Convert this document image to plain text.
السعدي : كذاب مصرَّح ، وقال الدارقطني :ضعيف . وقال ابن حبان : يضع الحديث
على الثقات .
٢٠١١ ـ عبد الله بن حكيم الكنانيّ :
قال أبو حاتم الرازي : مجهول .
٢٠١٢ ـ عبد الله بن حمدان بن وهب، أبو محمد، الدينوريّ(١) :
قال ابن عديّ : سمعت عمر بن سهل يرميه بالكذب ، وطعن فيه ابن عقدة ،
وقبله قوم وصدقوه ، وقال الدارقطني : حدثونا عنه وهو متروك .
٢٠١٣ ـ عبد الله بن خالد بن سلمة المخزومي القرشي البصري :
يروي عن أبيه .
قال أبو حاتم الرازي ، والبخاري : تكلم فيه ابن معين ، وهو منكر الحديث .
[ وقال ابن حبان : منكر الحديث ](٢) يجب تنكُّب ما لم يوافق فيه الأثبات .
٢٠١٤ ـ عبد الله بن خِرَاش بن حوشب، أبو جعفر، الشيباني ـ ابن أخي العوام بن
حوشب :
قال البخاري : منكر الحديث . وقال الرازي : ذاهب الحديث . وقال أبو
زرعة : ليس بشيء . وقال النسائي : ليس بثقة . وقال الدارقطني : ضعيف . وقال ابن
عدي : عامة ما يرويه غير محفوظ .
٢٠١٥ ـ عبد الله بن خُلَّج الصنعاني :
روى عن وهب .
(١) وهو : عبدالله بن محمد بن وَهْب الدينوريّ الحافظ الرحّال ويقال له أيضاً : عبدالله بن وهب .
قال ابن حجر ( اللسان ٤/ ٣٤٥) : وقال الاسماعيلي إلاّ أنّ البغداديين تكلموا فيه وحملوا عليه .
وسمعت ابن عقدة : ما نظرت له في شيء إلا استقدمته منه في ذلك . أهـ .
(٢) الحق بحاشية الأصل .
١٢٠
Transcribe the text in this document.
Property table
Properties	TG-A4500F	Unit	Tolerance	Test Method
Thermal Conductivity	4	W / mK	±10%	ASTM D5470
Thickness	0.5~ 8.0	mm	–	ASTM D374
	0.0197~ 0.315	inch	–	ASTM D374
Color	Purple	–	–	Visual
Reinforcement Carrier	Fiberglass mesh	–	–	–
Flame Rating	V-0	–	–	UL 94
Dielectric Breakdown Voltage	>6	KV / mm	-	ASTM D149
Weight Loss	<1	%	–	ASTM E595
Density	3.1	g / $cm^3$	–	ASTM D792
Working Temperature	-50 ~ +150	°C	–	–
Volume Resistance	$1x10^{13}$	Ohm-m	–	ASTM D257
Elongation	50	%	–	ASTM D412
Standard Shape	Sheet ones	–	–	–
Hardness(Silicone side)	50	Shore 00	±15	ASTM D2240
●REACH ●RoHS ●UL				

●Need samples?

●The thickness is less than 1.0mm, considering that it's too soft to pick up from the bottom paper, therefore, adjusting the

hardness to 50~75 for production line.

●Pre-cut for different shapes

Required task:
Extract every record and return it verbatim.

The output:
Convert this document image to plain text.
السعدي : كذاب مصرَّح ، وقال الدارقطني :ضعيف . وقال ابن حبان : يضع الحديث
على الثقات .
٢٠١١ ـ عبد الله بن حكيم الكنانيّ :
قال أبو حاتم الرازي : مجهول .
٢٠١٢ ـ عبد الله بن حمدان بن وهب، أبو محمد، الدينوريّ(١) :
قال ابن عديّ : سمعت عمر بن سهل يرميه بالكذب ، وطعن فيه ابن عقدة ،
وقبله قوم وصدقوه ، وقال الدارقطني : حدثونا عنه وهو متروك .
٢٠١٣ ـ عبد الله بن خالد بن سلمة المخزومي القرشي البصري :
يروي عن أبيه .
قال أبو حاتم الرازي ، والبخاري : تكلم فيه ابن معين ، وهو منكر الحديث .
[ وقال ابن حبان : منكر الحديث ](٢) يجب تنكُّب ما لم يوافق فيه الأثبات .
٢٠١٤ ـ عبد الله بن خِرَاش بن حوشب، أبو جعفر، الشيباني ـ ابن أخي العوام بن
حوشب :
قال البخاري : منكر الحديث . وقال الرازي : ذاهب الحديث . وقال أبو
زرعة : ليس بشيء . وقال النسائي : ليس بثقة . وقال الدارقطني : ضعيف . وقال ابن
عدي : عامة ما يرويه غير محفوظ .
٢٠١٥ ـ عبد الله بن خُلَّج الصنعاني :
روى عن وهب .
(١) وهو : عبدالله بن محمد بن وَهْب الدينوريّ الحافظ الرحّال ويقال له أيضاً : عبدالله بن وهب .
قال ابن حجر ( اللسان ٤/ ٣٤٥) : وقال الاسماعيلي إلاّ أنّ البغداديين تكلموا فيه وحملوا عليه .
وسمعت ابن عقدة : ما نظرت له في شيء إلا استقدمته منه في ذلك . أهـ .
(٢) الحق بحاشية الأصل .
١٢٠
Transcribe the text in this document.
Property table
Properties	TG-A4500F	Unit	Tolerance	Test Method
Thermal Conductivity	4	W / mK	±10%	ASTM D5470
Thickness	0.5~ 8.0	mm	–	ASTM D374
	0.0197~ 0.315	inch	–	ASTM D374
Color	Purple	–	–	Visual
Reinforcement Carrier	Fiberglass mesh	–	–	–
Flame Rating	V-0	–	–	UL 94
Dielectric Breakdown Voltage	>6	KV / mm	-	ASTM D149
Weight Loss	<1	%	–	ASTM E595
Density	3.1	g / $cm^3$	–	ASTM D792
Working Temperature	-50 ~ +150	°C	–	–
Volume Resistance	$1x10^{13}$	Ohm-m	–	ASTM D257
Elongation	50	%	–	ASTM D412
Standard Shape	Sheet ones	–	–	–
Hardness(Silicone side)	50	Shore 00	±15	ASTM D2240
●REACH ●RoHS ●UL				

●Need samples?

●The thickness is less than 1.0mm, considering that it's too soft to pick up from the bottom paper, therefore, adjusting the

hardness to 50~75 for production line.

●Pre-cut for different shapes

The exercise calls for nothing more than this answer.